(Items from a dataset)
++++++++++
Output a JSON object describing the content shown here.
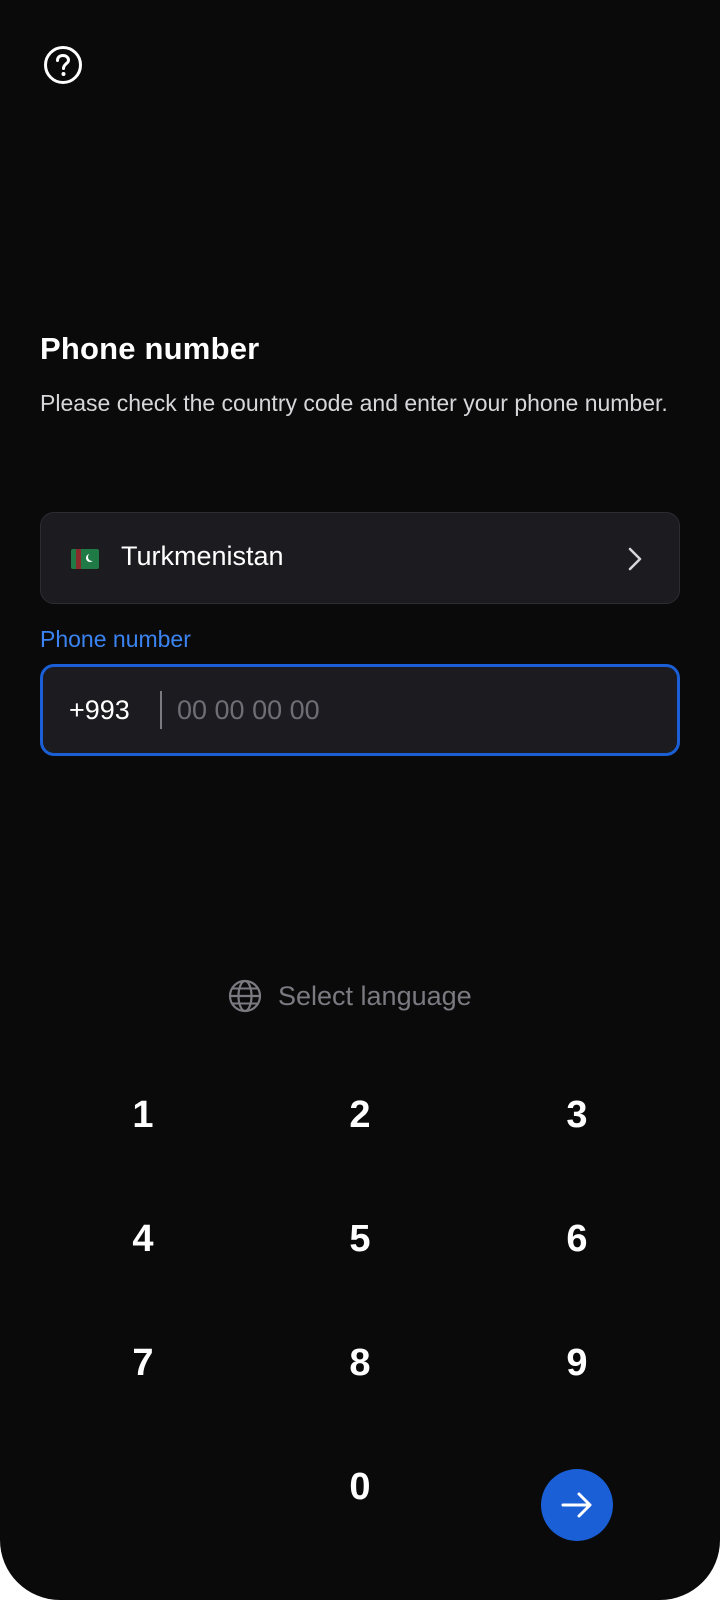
{
  "header": {
    "help_icon": "question-circle-icon"
  },
  "main": {
    "title": "Phone number",
    "subtitle": "Please check the country code and enter your phone number."
  },
  "country": {
    "name": "Turkmenistan",
    "flag_icon": "turkmenistan-flag-icon",
    "chevron_icon": "chevron-right-icon"
  },
  "phone": {
    "label": "Phone number",
    "prefix": "+993",
    "placeholder": "00 00 00 00",
    "value": ""
  },
  "language": {
    "label": "Select language",
    "icon": "globe-icon"
  },
  "keypad": {
    "keys": [
      "1",
      "2",
      "3",
      "4",
      "5",
      "6",
      "7",
      "8",
      "9",
      "0"
    ],
    "submit_icon": "arrow-right-icon"
  },
  "colors": {
    "background": "#0a0a0b",
    "accent": "#1a5fd6",
    "label_blue": "#3a83f0",
    "field_bg": "#1b1b20"
  }
}
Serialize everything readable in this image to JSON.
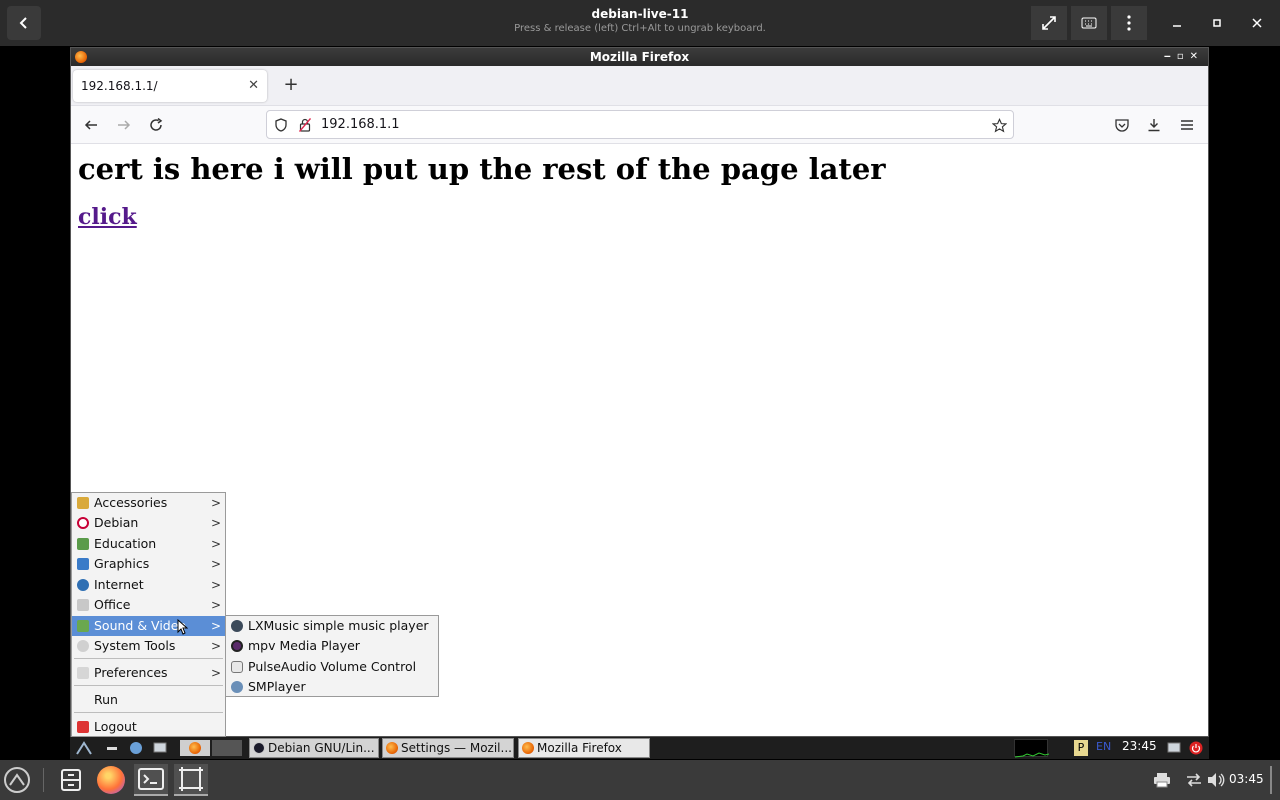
{
  "session": {
    "title": "debian-live-11",
    "subtitle": "Press & release (left) Ctrl+Alt to ungrab keyboard."
  },
  "firefox": {
    "window_title": "Mozilla Firefox",
    "tab_title": "192.168.1.1/",
    "url": "192.168.1.1"
  },
  "page": {
    "heading": "cert is here i will put up the rest of the page later",
    "link_text": "click"
  },
  "menu": {
    "items": [
      {
        "label": "Accessories",
        "icon": "accessories-icon",
        "color": "#d9a93a"
      },
      {
        "label": "Debian",
        "icon": "debian-icon",
        "color": "#c70036"
      },
      {
        "label": "Education",
        "icon": "education-icon",
        "color": "#5a9b4a"
      },
      {
        "label": "Graphics",
        "icon": "graphics-icon",
        "color": "#3a7bc8"
      },
      {
        "label": "Internet",
        "icon": "internet-icon",
        "color": "#2f6fb3"
      },
      {
        "label": "Office",
        "icon": "office-icon",
        "color": "#a0a0a0"
      },
      {
        "label": "Sound & Video",
        "icon": "sound-video-icon",
        "color": "#6aa84f"
      },
      {
        "label": "System Tools",
        "icon": "system-tools-icon",
        "color": "#888888"
      },
      {
        "label": "Preferences",
        "icon": "preferences-icon",
        "color": "#b0b0b0"
      },
      {
        "label": "Run",
        "icon": "",
        "color": ""
      },
      {
        "label": "Logout",
        "icon": "logout-icon",
        "color": "#d33"
      }
    ],
    "sound_video_submenu": [
      {
        "label": "LXMusic simple music player",
        "icon": "lxmusic-icon"
      },
      {
        "label": "mpv Media Player",
        "icon": "mpv-icon"
      },
      {
        "label": "PulseAudio Volume Control",
        "icon": "pulseaudio-icon"
      },
      {
        "label": "SMPlayer",
        "icon": "smplayer-icon"
      }
    ]
  },
  "lx_panel": {
    "tasks": [
      {
        "label": "Debian GNU/Lin...",
        "icon": "terminal-icon"
      },
      {
        "label": "Settings — Mozil...",
        "icon": "firefox-icon"
      },
      {
        "label": "Mozilla Firefox",
        "icon": "firefox-icon"
      }
    ],
    "keyboard_layout": "EN",
    "clock": "23:45"
  },
  "host": {
    "clock": "03:45"
  },
  "colors": {
    "menu_highlight": "#5b8ed6",
    "link_visited": "#551a8b"
  }
}
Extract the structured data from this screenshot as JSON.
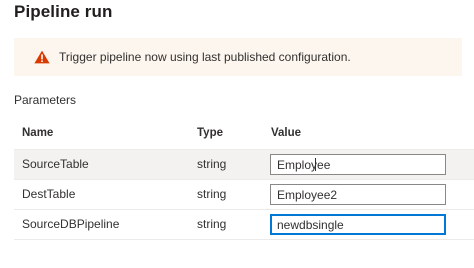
{
  "panel": {
    "title": "Pipeline run"
  },
  "warning": {
    "icon": "warning-triangle-icon",
    "icon_color": "#d83b01",
    "text": "Trigger pipeline now using last published configuration."
  },
  "parameters": {
    "section_label": "Parameters",
    "columns": {
      "name": "Name",
      "type": "Type",
      "value": "Value"
    },
    "rows": [
      {
        "name": "SourceTable",
        "type": "string",
        "value": "Employee"
      },
      {
        "name": "DestTable",
        "type": "string",
        "value": "Employee2"
      },
      {
        "name": "SourceDBPipeline",
        "type": "string",
        "value": "newdbsingle"
      }
    ]
  },
  "colors": {
    "focus_border": "#0078d4",
    "banner_bg": "#fdf6ee",
    "selected_row_bg": "#f3f2f1"
  }
}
++++++++++
_Problem to work on:_
Output exactly the lines from the line with "Extract the structured" to the last line of the records, including both, and leave every picture out.

_Result of this task:_
Extract the structured data from this screenshot as JSON.
{
  "panel": {
    "title": "Pipeline run"
  },
  "warning": {
    "icon": "warning-triangle-icon",
    "icon_color": "#d83b01",
    "text": "Trigger pipeline now using last published configuration."
  },
  "parameters": {
    "section_label": "Parameters",
    "columns": {
      "name": "Name",
      "type": "Type",
      "value": "Value"
    },
    "rows": [
      {
        "name": "SourceTable",
        "type": "string",
        "value": "Employee"
      },
      {
        "name": "DestTable",
        "type": "string",
        "value": "Employee2"
      },
      {
        "name": "SourceDBPipeline",
        "type": "string",
        "value": "newdbsingle"
      }
    ]
  },
  "colors": {
    "focus_border": "#0078d4",
    "banner_bg": "#fdf6ee",
    "selected_row_bg": "#f3f2f1"
  }
}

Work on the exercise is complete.